* Start *

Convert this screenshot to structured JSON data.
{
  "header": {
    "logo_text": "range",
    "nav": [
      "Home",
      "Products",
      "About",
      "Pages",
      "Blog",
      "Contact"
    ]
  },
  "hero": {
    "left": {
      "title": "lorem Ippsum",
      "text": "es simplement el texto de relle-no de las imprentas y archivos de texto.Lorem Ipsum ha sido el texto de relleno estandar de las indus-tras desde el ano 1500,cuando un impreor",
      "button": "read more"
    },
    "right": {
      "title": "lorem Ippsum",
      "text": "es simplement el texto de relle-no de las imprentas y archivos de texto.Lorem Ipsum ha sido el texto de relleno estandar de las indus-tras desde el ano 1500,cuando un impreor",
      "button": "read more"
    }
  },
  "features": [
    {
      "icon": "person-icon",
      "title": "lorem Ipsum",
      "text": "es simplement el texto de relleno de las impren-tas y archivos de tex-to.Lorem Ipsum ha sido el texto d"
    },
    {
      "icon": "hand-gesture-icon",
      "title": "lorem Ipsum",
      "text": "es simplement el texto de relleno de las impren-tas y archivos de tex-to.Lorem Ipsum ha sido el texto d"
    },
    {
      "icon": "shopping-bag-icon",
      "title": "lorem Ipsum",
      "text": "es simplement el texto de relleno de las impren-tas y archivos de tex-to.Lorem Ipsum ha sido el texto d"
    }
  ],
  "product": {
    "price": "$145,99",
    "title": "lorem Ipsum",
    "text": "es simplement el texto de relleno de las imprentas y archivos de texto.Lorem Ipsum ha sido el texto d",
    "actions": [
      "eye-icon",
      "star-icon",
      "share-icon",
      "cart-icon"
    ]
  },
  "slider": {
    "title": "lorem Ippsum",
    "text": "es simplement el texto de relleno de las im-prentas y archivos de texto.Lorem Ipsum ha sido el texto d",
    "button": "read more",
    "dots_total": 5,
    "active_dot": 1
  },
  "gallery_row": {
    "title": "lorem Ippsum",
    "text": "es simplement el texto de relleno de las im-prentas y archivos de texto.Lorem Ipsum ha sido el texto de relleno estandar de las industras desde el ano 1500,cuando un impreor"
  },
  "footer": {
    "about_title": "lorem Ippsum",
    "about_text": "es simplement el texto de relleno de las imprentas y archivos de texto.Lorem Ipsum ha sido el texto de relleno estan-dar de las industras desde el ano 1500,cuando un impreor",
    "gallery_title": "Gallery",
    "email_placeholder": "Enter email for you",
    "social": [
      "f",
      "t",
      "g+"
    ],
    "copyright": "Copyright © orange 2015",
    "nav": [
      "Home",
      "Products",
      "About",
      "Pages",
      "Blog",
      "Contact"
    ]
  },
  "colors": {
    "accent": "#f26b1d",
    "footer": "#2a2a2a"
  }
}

* End *

__WORK TO COMPLETE__
Repeat every record, exactly as written.

__ANSWER__
Convert this screenshot to structured JSON data.
{
  "header": {
    "logo_text": "range",
    "nav": [
      "Home",
      "Products",
      "About",
      "Pages",
      "Blog",
      "Contact"
    ]
  },
  "hero": {
    "left": {
      "title": "lorem Ippsum",
      "text": "es simplement el texto de relle-no de las imprentas y archivos de texto.Lorem Ipsum ha sido el texto de relleno estandar de las indus-tras desde el ano 1500,cuando un impreor",
      "button": "read more"
    },
    "right": {
      "title": "lorem Ippsum",
      "text": "es simplement el texto de relle-no de las imprentas y archivos de texto.Lorem Ipsum ha sido el texto de relleno estandar de las indus-tras desde el ano 1500,cuando un impreor",
      "button": "read more"
    }
  },
  "features": [
    {
      "icon": "person-icon",
      "title": "lorem Ipsum",
      "text": "es simplement el texto de relleno de las impren-tas y archivos de tex-to.Lorem Ipsum ha sido el texto d"
    },
    {
      "icon": "hand-gesture-icon",
      "title": "lorem Ipsum",
      "text": "es simplement el texto de relleno de las impren-tas y archivos de tex-to.Lorem Ipsum ha sido el texto d"
    },
    {
      "icon": "shopping-bag-icon",
      "title": "lorem Ipsum",
      "text": "es simplement el texto de relleno de las impren-tas y archivos de tex-to.Lorem Ipsum ha sido el texto d"
    }
  ],
  "product": {
    "price": "$145,99",
    "title": "lorem Ipsum",
    "text": "es simplement el texto de relleno de las imprentas y archivos de texto.Lorem Ipsum ha sido el texto d",
    "actions": [
      "eye-icon",
      "star-icon",
      "share-icon",
      "cart-icon"
    ]
  },
  "slider": {
    "title": "lorem Ippsum",
    "text": "es simplement el texto de relleno de las im-prentas y archivos de texto.Lorem Ipsum ha sido el texto d",
    "button": "read more",
    "dots_total": 5,
    "active_dot": 1
  },
  "gallery_row": {
    "title": "lorem Ippsum",
    "text": "es simplement el texto de relleno de las im-prentas y archivos de texto.Lorem Ipsum ha sido el texto de relleno estandar de las industras desde el ano 1500,cuando un impreor"
  },
  "footer": {
    "about_title": "lorem Ippsum",
    "about_text": "es simplement el texto de relleno de las imprentas y archivos de texto.Lorem Ipsum ha sido el texto de relleno estan-dar de las industras desde el ano 1500,cuando un impreor",
    "gallery_title": "Gallery",
    "email_placeholder": "Enter email for you",
    "social": [
      "f",
      "t",
      "g+"
    ],
    "copyright": "Copyright © orange 2015",
    "nav": [
      "Home",
      "Products",
      "About",
      "Pages",
      "Blog",
      "Contact"
    ]
  },
  "colors": {
    "accent": "#f26b1d",
    "footer": "#2a2a2a"
  }
}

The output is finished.